====== DATA FOR THIS TASK ======
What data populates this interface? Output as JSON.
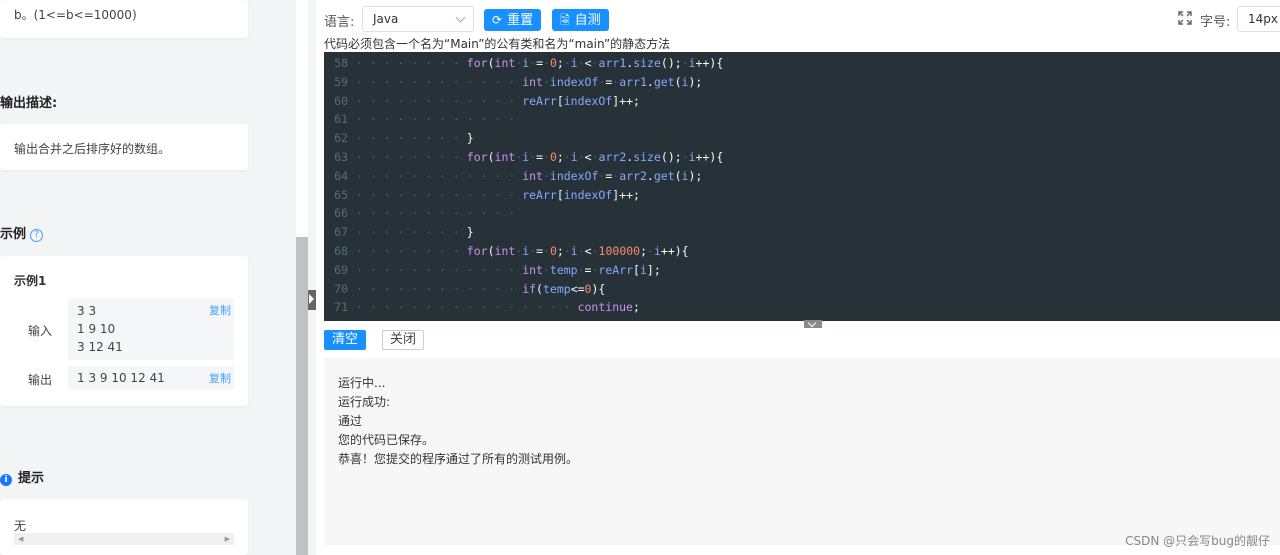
{
  "problem": {
    "input_desc_tail": "b。(1<=b<=10000)",
    "output_title": "输出描述:",
    "output_desc": "输出合并之后排序好的数组。",
    "example_title": "示例",
    "example1_title": "示例1",
    "input_label": "输入",
    "input_lines": [
      "3 3",
      "1 9 10",
      "3 12 41"
    ],
    "output_label": "输出",
    "output_value": "1 3 9 10 12 41",
    "copy_label": "复制",
    "hint_title": "提示",
    "hint_text": "无"
  },
  "toolbar": {
    "language_label": "语言:",
    "language_value": "Java",
    "reset_label": "重置",
    "selftest_label": "自测",
    "fontsize_label": "字号:",
    "fontsize_value": "14px",
    "hint": "代码必须包含一个名为“Main”的公有类和名为“main”的静态方法"
  },
  "code": [
    {
      "n": "58",
      "t": "for(int i = 0; i < arr1.size(); i++){"
    },
    {
      "n": "59",
      "t": "int indexOf = arr1.get(i);"
    },
    {
      "n": "60",
      "t": "reArr[indexOf]++;"
    },
    {
      "n": "61",
      "t": ""
    },
    {
      "n": "62",
      "t": "}"
    },
    {
      "n": "63",
      "t": "for(int i = 0; i < arr2.size(); i++){"
    },
    {
      "n": "64",
      "t": "int indexOf = arr2.get(i);"
    },
    {
      "n": "65",
      "t": "reArr[indexOf]++;"
    },
    {
      "n": "66",
      "t": ""
    },
    {
      "n": "67",
      "t": "}"
    },
    {
      "n": "68",
      "t": "for(int i = 0; i < 100000; i++){"
    },
    {
      "n": "69",
      "t": "int temp = reArr[i];"
    },
    {
      "n": "70",
      "t": "if(temp<=0){"
    },
    {
      "n": "71",
      "t": "continue;"
    }
  ],
  "console": {
    "clear_label": "清空",
    "close_label": "关闭",
    "lines": [
      "运行中...",
      "运行成功:",
      "通过",
      "您的代码已保存。",
      "恭喜！您提交的程序通过了所有的测试用例。"
    ]
  },
  "watermark": "CSDN @只会写bug的靓仔"
}
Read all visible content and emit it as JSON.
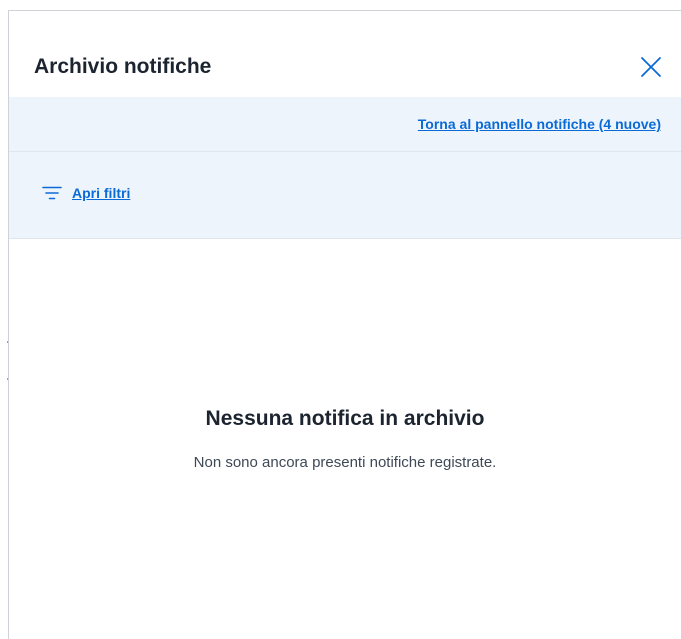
{
  "panel": {
    "title": "Archivio notifiche",
    "close_icon": "close-icon"
  },
  "back_bar": {
    "link_label": "Torna al pannello notifiche (4 nuove)"
  },
  "filters": {
    "icon": "filter-icon",
    "label": "Apri filtri"
  },
  "empty_state": {
    "title": "Nessuna notifica in archivio",
    "description": "Non sono ancora presenti notifiche registrate."
  },
  "colors": {
    "accent": "#0b6bd6",
    "bar_background": "#eef4fb",
    "text_primary": "#1c2430",
    "text_secondary": "#3e4956"
  }
}
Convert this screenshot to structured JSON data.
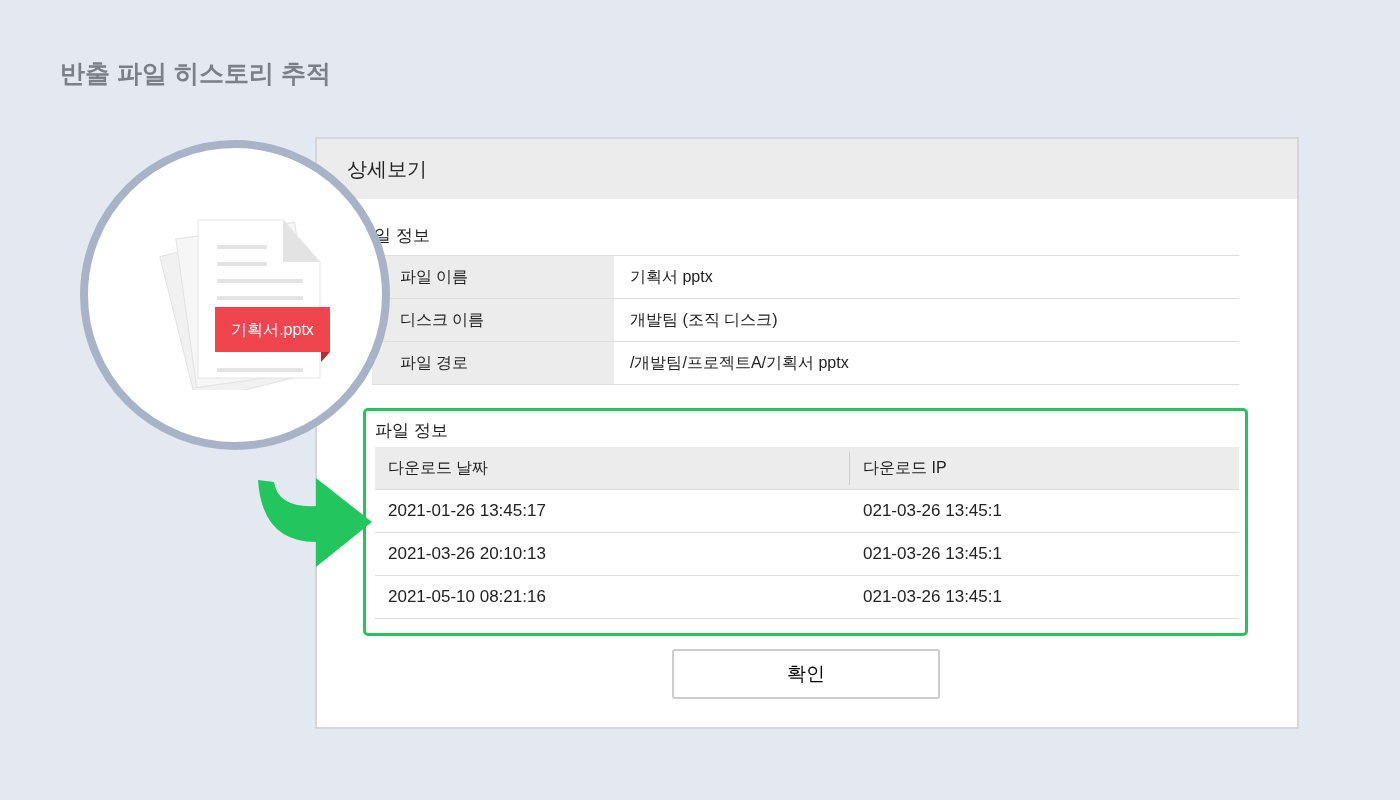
{
  "page_title": "반출 파일 히스토리 추적",
  "illustration": {
    "file_label": "기획서.pptx"
  },
  "dialog": {
    "title": "상세보기",
    "file_info": {
      "heading": "일 정보",
      "rows": [
        {
          "label": "파일 이름",
          "value": "기획서 pptx"
        },
        {
          "label": "디스크 이름",
          "value": "개발팀 (조직 디스크)"
        },
        {
          "label": "파일 경로",
          "value": "/개발팀/프로젝트A/기획서 pptx"
        }
      ]
    },
    "downloads": {
      "heading": "파일 정보",
      "columns": [
        "다운로드 날짜",
        "다운로드 IP"
      ],
      "rows": [
        [
          "2021-01-26 13:45:17",
          "021-03-26 13:45:1"
        ],
        [
          "2021-03-26 20:10:13",
          "021-03-26 13:45:1"
        ],
        [
          "2021-05-10 08:21:16",
          "021-03-26 13:45:1"
        ]
      ]
    },
    "buttons": [
      "확인"
    ]
  }
}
======
- REQUIRED TASK -
Report how many lines of the preceding records include "notifiche". Output the number only.

- WRITTEN SOLUTION -
3